YOUR INSTRUCTIONS: Within the records that follow, find every line containing the string "Parameters". Copy those lines.

* START *

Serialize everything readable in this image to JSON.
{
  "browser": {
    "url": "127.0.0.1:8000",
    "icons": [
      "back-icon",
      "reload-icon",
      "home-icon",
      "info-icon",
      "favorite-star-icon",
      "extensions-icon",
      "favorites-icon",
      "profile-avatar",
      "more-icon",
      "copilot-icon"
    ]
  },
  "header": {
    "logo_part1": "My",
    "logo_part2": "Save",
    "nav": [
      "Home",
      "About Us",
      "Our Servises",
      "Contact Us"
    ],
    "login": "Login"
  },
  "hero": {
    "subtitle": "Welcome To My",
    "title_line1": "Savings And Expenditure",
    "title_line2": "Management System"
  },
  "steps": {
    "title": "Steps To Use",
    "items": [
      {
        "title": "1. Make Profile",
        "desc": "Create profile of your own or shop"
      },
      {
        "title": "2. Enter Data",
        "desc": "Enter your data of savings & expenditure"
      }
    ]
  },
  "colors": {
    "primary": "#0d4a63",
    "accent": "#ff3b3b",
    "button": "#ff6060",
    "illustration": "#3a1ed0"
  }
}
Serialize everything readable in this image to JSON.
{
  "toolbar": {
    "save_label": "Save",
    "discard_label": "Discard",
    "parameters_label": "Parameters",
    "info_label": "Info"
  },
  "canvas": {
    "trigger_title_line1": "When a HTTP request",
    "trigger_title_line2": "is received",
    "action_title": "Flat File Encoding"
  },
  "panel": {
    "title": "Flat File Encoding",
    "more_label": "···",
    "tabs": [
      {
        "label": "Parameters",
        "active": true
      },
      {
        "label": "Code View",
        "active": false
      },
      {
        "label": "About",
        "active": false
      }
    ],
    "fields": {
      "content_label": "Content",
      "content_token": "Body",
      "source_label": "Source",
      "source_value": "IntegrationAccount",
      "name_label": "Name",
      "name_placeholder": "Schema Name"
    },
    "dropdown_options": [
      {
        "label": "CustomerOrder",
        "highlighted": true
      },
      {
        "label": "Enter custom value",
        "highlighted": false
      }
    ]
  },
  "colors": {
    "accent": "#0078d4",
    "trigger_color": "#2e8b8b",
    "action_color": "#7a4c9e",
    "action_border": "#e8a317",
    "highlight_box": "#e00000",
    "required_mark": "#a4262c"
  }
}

* END *

FINAL RESULT:
    "parameters_label": "Parameters",
        "label": "Parameters",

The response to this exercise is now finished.